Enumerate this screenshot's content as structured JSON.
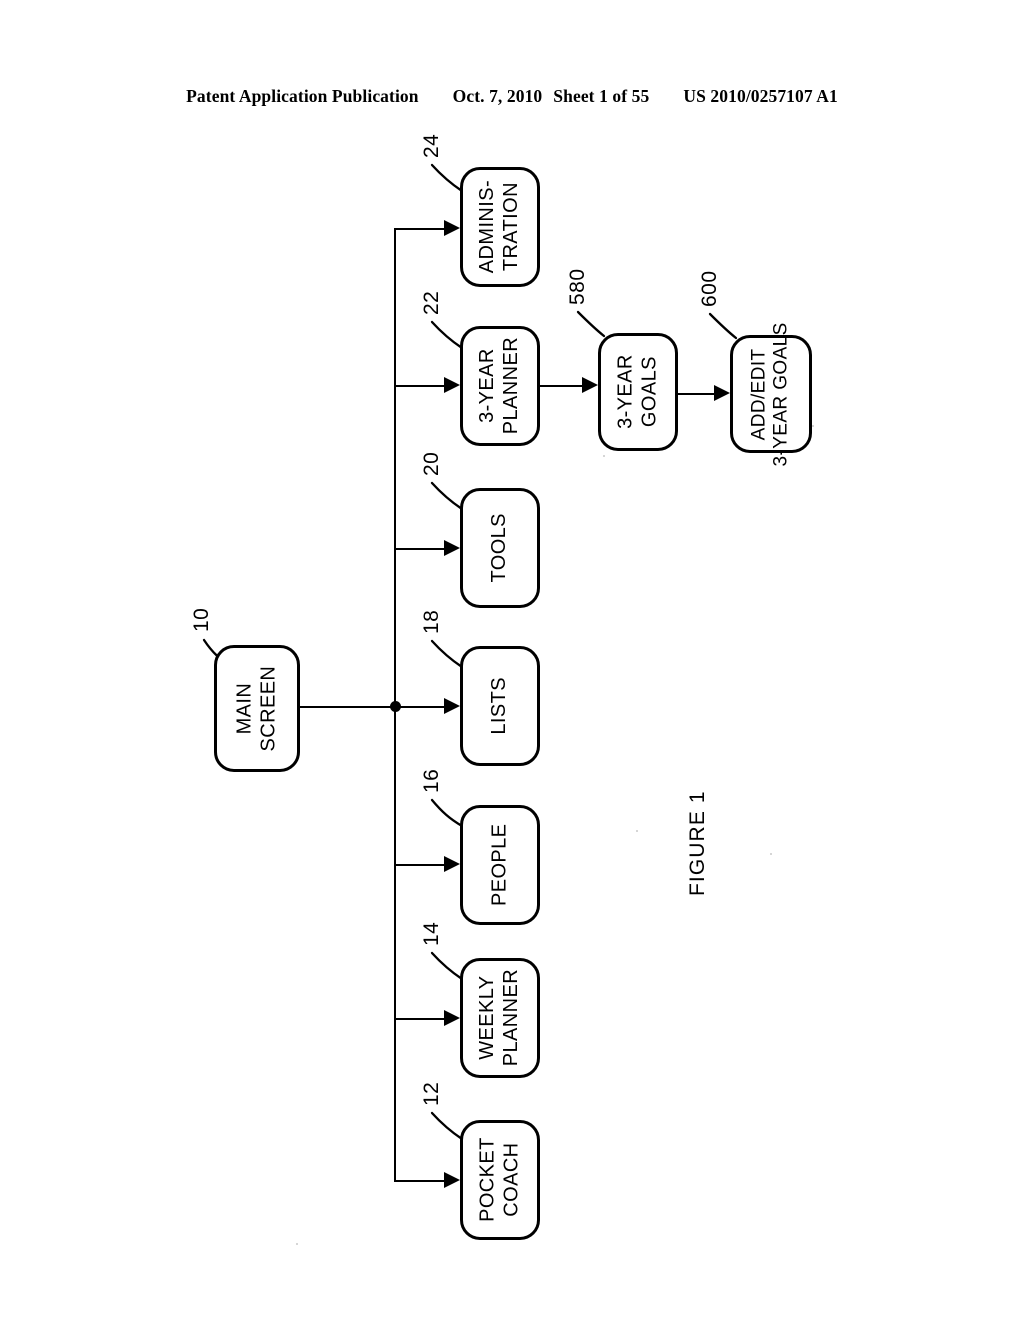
{
  "header": {
    "publication": "Patent Application Publication",
    "date": "Oct. 7, 2010",
    "sheet": "Sheet 1 of 55",
    "patent_number": "US 2010/0257107 A1"
  },
  "figure": {
    "caption": "FIGURE 1",
    "orientation": "rotated-90-ccw"
  },
  "diagram": {
    "type": "flowchart",
    "nodes": [
      {
        "id": "main-screen",
        "label": "MAIN\nSCREEN",
        "ref": "10"
      },
      {
        "id": "pocket-coach",
        "label": "POCKET\nCOACH",
        "ref": "12"
      },
      {
        "id": "weekly-planner",
        "label": "WEEKLY\nPLANNER",
        "ref": "14"
      },
      {
        "id": "people",
        "label": "PEOPLE",
        "ref": "16"
      },
      {
        "id": "lists",
        "label": "LISTS",
        "ref": "18"
      },
      {
        "id": "tools",
        "label": "TOOLS",
        "ref": "20"
      },
      {
        "id": "three-year-planner",
        "label": "3-YEAR\nPLANNER",
        "ref": "22"
      },
      {
        "id": "administration",
        "label": "ADMINIS-\nTRATION",
        "ref": "24"
      },
      {
        "id": "three-year-goals",
        "label": "3-YEAR\nGOALS",
        "ref": "580"
      },
      {
        "id": "add-edit-goals",
        "label": "ADD/EDIT\n3-YEAR GOALS",
        "ref": "600"
      }
    ],
    "edges": [
      {
        "from": "main-screen",
        "to": "bus",
        "style": "line-with-junction"
      },
      {
        "from": "bus",
        "to": "pocket-coach",
        "style": "arrow"
      },
      {
        "from": "bus",
        "to": "weekly-planner",
        "style": "arrow"
      },
      {
        "from": "bus",
        "to": "people",
        "style": "arrow"
      },
      {
        "from": "bus",
        "to": "lists",
        "style": "arrow"
      },
      {
        "from": "bus",
        "to": "tools",
        "style": "arrow"
      },
      {
        "from": "bus",
        "to": "three-year-planner",
        "style": "arrow"
      },
      {
        "from": "bus",
        "to": "administration",
        "style": "arrow"
      },
      {
        "from": "three-year-planner",
        "to": "three-year-goals",
        "style": "arrow"
      },
      {
        "from": "three-year-goals",
        "to": "add-edit-goals",
        "style": "arrow"
      }
    ]
  }
}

> **What is asked**: Retype the records exactly. Any image in them should not appear in what you write.

> **Final result**:
Enumerate this screenshot's content as structured JSON.
{
  "header": {
    "publication": "Patent Application Publication",
    "date": "Oct. 7, 2010",
    "sheet": "Sheet 1 of 55",
    "patent_number": "US 2010/0257107 A1"
  },
  "figure": {
    "caption": "FIGURE 1",
    "orientation": "rotated-90-ccw"
  },
  "diagram": {
    "type": "flowchart",
    "nodes": [
      {
        "id": "main-screen",
        "label": "MAIN\nSCREEN",
        "ref": "10"
      },
      {
        "id": "pocket-coach",
        "label": "POCKET\nCOACH",
        "ref": "12"
      },
      {
        "id": "weekly-planner",
        "label": "WEEKLY\nPLANNER",
        "ref": "14"
      },
      {
        "id": "people",
        "label": "PEOPLE",
        "ref": "16"
      },
      {
        "id": "lists",
        "label": "LISTS",
        "ref": "18"
      },
      {
        "id": "tools",
        "label": "TOOLS",
        "ref": "20"
      },
      {
        "id": "three-year-planner",
        "label": "3-YEAR\nPLANNER",
        "ref": "22"
      },
      {
        "id": "administration",
        "label": "ADMINIS-\nTRATION",
        "ref": "24"
      },
      {
        "id": "three-year-goals",
        "label": "3-YEAR\nGOALS",
        "ref": "580"
      },
      {
        "id": "add-edit-goals",
        "label": "ADD/EDIT\n3-YEAR GOALS",
        "ref": "600"
      }
    ],
    "edges": [
      {
        "from": "main-screen",
        "to": "bus",
        "style": "line-with-junction"
      },
      {
        "from": "bus",
        "to": "pocket-coach",
        "style": "arrow"
      },
      {
        "from": "bus",
        "to": "weekly-planner",
        "style": "arrow"
      },
      {
        "from": "bus",
        "to": "people",
        "style": "arrow"
      },
      {
        "from": "bus",
        "to": "lists",
        "style": "arrow"
      },
      {
        "from": "bus",
        "to": "tools",
        "style": "arrow"
      },
      {
        "from": "bus",
        "to": "three-year-planner",
        "style": "arrow"
      },
      {
        "from": "bus",
        "to": "administration",
        "style": "arrow"
      },
      {
        "from": "three-year-planner",
        "to": "three-year-goals",
        "style": "arrow"
      },
      {
        "from": "three-year-goals",
        "to": "add-edit-goals",
        "style": "arrow"
      }
    ]
  }
}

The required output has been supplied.